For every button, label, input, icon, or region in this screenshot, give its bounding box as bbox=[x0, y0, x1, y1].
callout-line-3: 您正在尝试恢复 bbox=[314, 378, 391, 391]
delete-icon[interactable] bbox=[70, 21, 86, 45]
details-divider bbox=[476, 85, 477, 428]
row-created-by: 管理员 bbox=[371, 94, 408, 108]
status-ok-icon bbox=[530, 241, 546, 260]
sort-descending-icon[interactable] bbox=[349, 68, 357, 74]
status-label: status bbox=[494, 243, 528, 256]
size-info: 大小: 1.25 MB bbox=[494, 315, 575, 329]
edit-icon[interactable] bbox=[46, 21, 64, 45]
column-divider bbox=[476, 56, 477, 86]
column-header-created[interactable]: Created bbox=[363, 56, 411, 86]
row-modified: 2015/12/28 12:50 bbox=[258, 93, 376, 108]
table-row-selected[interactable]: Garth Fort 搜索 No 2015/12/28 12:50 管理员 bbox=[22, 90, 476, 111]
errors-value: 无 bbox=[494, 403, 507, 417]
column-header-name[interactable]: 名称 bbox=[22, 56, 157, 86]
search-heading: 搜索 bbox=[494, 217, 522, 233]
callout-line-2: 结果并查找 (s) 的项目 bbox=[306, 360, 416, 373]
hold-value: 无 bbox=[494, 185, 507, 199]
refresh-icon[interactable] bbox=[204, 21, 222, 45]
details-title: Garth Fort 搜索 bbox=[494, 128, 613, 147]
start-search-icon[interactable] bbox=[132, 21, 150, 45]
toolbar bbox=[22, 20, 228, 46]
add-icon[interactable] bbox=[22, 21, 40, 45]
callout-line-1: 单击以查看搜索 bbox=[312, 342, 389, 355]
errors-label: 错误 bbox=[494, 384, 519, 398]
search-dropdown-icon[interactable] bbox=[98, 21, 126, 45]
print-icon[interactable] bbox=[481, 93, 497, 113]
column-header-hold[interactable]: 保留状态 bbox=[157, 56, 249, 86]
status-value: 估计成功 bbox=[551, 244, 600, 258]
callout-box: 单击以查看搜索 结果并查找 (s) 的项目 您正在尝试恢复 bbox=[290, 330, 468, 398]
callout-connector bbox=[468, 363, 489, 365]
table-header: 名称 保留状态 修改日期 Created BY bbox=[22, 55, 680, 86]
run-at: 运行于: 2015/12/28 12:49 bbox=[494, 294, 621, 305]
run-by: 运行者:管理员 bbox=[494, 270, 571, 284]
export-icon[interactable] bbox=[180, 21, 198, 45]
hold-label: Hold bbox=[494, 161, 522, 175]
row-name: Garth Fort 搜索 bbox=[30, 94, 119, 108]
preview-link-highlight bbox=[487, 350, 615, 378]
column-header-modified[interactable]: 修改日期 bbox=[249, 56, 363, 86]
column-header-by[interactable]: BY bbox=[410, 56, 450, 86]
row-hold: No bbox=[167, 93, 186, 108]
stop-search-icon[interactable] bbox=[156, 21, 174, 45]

--------------------------------

= Task directions =
Copy every row above word for word, without changing anything.

= Exercise result =
For every button, label, input, icon, or region in this screenshot, give its bounding box as bbox=[x0, y0, x1, y1].
callout-line-3: 您正在尝试恢复 bbox=[314, 378, 391, 391]
delete-icon[interactable] bbox=[70, 21, 86, 45]
details-divider bbox=[476, 85, 477, 428]
row-created-by: 管理员 bbox=[371, 94, 408, 108]
status-ok-icon bbox=[530, 241, 546, 260]
sort-descending-icon[interactable] bbox=[349, 68, 357, 74]
status-label: status bbox=[494, 243, 528, 256]
size-info: 大小: 1.25 MB bbox=[494, 315, 575, 329]
edit-icon[interactable] bbox=[46, 21, 64, 45]
column-divider bbox=[476, 56, 477, 86]
column-header-created[interactable]: Created bbox=[363, 56, 411, 86]
row-modified: 2015/12/28 12:50 bbox=[258, 93, 376, 108]
table-row-selected[interactable]: Garth Fort 搜索 No 2015/12/28 12:50 管理员 bbox=[22, 90, 476, 111]
errors-value: 无 bbox=[494, 403, 507, 417]
column-header-name[interactable]: 名称 bbox=[22, 56, 157, 86]
search-heading: 搜索 bbox=[494, 217, 522, 233]
callout-line-2: 结果并查找 (s) 的项目 bbox=[306, 360, 416, 373]
hold-value: 无 bbox=[494, 185, 507, 199]
refresh-icon[interactable] bbox=[204, 21, 222, 45]
details-title: Garth Fort 搜索 bbox=[494, 128, 613, 147]
start-search-icon[interactable] bbox=[132, 21, 150, 45]
toolbar bbox=[22, 20, 228, 46]
add-icon[interactable] bbox=[22, 21, 40, 45]
callout-line-1: 单击以查看搜索 bbox=[312, 342, 389, 355]
errors-label: 错误 bbox=[494, 384, 519, 398]
search-dropdown-icon[interactable] bbox=[98, 21, 126, 45]
print-icon[interactable] bbox=[481, 93, 497, 113]
column-header-hold[interactable]: 保留状态 bbox=[157, 56, 249, 86]
status-value: 估计成功 bbox=[551, 244, 600, 258]
callout-box: 单击以查看搜索 结果并查找 (s) 的项目 您正在尝试恢复 bbox=[290, 330, 468, 398]
callout-connector bbox=[468, 363, 489, 365]
table-header: 名称 保留状态 修改日期 Created BY bbox=[22, 55, 680, 86]
run-at: 运行于: 2015/12/28 12:49 bbox=[494, 294, 621, 305]
run-by: 运行者:管理员 bbox=[494, 270, 571, 284]
export-icon[interactable] bbox=[180, 21, 198, 45]
hold-label: Hold bbox=[494, 161, 522, 175]
row-name: Garth Fort 搜索 bbox=[30, 94, 119, 108]
preview-link-highlight bbox=[487, 350, 615, 378]
column-header-modified[interactable]: 修改日期 bbox=[249, 56, 363, 86]
column-header-by[interactable]: BY bbox=[410, 56, 450, 86]
row-hold: No bbox=[167, 93, 186, 108]
stop-search-icon[interactable] bbox=[156, 21, 174, 45]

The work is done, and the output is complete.